* _AIM OF THE TASK_
Pick out every line in the data below that holds "document".

* _DATA SECTION_
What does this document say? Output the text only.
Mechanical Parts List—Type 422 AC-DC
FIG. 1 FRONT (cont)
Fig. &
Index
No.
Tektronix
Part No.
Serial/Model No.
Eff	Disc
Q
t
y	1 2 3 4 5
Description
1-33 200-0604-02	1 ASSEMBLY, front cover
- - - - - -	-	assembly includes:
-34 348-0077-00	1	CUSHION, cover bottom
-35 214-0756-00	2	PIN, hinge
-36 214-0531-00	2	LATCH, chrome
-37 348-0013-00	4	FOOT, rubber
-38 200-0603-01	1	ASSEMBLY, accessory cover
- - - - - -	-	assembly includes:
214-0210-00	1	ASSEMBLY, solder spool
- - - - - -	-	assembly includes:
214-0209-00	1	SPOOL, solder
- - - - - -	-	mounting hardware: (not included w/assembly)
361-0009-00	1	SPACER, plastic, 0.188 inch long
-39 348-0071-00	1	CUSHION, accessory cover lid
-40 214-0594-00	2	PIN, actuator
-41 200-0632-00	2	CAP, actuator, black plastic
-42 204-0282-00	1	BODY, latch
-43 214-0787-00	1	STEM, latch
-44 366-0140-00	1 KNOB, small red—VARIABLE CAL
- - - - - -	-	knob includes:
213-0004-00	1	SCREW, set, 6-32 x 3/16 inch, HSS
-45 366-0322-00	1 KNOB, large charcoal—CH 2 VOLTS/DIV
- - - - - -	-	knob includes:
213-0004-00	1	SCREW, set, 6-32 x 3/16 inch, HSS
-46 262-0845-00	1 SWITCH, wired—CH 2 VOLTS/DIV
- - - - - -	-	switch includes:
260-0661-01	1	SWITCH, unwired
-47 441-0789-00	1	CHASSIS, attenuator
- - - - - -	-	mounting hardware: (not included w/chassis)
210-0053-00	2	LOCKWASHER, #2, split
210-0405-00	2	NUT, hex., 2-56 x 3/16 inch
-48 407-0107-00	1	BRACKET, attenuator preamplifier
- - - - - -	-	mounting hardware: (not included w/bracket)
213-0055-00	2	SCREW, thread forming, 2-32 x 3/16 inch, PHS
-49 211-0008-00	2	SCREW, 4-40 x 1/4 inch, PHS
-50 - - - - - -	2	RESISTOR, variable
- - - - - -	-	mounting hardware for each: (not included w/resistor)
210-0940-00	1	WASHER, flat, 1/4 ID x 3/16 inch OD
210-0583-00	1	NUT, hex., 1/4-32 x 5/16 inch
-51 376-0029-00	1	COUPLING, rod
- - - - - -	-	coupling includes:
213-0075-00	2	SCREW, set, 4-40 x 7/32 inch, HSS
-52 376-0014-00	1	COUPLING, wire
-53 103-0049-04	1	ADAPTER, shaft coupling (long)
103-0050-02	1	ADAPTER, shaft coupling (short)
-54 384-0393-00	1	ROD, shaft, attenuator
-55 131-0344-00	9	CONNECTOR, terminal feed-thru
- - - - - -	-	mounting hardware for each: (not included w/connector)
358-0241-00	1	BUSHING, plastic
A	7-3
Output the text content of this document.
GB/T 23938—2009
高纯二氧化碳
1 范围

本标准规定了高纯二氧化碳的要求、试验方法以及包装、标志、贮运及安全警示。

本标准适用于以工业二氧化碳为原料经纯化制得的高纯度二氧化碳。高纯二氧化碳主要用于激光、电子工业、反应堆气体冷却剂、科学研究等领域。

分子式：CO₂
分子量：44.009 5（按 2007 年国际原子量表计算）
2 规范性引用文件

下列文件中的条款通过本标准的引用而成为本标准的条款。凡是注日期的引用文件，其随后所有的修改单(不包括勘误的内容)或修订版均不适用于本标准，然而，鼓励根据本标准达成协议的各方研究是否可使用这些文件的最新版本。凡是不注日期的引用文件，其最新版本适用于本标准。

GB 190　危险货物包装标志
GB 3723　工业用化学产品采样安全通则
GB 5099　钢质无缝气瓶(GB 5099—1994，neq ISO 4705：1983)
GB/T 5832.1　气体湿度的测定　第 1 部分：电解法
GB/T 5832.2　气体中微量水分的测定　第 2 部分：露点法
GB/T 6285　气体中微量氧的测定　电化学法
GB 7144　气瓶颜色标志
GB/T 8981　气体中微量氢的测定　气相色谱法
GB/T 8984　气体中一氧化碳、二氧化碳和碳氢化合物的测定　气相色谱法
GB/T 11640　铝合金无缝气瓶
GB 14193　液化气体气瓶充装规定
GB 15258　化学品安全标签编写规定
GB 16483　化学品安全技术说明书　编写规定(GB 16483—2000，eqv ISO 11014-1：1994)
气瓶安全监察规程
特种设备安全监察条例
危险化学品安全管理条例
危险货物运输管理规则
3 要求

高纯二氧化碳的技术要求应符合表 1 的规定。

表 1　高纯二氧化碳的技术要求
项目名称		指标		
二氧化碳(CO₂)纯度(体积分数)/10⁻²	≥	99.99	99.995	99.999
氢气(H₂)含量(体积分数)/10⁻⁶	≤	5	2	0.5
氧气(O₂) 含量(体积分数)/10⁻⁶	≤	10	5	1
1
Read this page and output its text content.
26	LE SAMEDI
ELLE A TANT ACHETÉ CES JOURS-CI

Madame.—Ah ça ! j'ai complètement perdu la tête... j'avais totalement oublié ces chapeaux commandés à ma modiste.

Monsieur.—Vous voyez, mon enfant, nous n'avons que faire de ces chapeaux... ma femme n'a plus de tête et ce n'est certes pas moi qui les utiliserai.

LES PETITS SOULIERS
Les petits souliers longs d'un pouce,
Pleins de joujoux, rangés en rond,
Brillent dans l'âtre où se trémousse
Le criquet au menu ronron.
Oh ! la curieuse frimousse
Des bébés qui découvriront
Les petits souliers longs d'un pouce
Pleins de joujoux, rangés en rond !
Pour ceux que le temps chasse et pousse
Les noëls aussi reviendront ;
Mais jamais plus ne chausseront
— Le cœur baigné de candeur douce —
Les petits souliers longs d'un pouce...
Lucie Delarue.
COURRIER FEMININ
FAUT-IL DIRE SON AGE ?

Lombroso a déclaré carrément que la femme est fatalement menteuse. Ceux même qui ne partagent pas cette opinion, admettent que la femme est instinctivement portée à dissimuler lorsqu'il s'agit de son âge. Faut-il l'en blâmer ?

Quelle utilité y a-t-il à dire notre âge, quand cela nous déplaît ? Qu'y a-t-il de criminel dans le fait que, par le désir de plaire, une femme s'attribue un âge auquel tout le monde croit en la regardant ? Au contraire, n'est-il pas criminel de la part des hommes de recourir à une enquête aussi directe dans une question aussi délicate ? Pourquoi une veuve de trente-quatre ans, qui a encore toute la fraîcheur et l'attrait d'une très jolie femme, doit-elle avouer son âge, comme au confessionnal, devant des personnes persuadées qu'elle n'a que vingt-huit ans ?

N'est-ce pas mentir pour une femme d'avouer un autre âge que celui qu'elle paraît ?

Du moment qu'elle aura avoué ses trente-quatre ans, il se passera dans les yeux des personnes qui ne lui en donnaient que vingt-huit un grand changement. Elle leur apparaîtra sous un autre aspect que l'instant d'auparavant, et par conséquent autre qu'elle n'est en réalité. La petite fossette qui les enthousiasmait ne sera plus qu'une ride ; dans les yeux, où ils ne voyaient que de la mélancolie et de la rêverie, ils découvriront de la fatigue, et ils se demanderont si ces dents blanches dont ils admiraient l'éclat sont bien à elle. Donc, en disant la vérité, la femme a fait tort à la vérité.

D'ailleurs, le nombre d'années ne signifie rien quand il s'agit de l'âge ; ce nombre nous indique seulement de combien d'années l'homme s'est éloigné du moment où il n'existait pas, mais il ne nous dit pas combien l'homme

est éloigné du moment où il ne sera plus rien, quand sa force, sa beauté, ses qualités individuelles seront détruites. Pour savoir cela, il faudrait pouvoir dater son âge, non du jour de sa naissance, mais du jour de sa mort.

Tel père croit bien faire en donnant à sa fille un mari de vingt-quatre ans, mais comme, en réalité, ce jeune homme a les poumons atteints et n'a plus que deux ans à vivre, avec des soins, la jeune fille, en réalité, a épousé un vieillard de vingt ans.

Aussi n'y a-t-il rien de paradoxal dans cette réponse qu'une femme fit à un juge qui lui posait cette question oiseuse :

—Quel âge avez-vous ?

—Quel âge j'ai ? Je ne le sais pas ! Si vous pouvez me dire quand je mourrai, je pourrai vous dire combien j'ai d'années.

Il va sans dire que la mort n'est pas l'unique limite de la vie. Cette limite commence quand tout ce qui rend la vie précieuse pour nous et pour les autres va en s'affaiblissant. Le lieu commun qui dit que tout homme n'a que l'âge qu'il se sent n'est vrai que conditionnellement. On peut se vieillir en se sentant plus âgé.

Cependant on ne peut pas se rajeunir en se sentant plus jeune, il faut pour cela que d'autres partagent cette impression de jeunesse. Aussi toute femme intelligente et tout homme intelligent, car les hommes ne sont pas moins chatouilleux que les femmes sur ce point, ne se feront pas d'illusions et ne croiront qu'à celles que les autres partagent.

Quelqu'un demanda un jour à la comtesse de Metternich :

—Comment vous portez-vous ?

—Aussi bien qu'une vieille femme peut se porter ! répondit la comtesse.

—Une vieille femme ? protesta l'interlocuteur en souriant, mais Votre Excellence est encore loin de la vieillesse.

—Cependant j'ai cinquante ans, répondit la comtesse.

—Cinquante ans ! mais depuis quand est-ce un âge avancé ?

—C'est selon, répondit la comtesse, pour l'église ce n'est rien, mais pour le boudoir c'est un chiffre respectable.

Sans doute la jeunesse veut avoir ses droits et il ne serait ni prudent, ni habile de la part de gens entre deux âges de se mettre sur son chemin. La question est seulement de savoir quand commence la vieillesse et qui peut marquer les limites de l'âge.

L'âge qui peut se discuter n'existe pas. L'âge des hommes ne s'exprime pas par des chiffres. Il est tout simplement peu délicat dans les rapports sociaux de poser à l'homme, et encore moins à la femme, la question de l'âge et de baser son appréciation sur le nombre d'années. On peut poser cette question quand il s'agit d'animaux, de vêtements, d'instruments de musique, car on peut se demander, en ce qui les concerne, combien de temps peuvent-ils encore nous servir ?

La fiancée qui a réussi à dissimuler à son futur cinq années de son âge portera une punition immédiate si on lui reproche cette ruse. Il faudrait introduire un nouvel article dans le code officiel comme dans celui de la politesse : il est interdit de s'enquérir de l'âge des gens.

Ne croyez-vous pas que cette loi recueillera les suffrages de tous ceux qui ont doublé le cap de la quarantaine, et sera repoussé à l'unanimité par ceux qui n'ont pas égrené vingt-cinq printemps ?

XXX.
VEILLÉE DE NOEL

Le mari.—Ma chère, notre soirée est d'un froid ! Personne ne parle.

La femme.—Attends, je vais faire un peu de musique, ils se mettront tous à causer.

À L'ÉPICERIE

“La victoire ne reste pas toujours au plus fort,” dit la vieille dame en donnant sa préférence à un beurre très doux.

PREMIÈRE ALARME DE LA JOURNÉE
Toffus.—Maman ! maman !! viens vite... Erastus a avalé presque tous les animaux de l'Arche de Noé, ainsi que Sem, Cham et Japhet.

* _WORKED SOLUTION_
What does this document say? Output the text only.
Output the text content of this document.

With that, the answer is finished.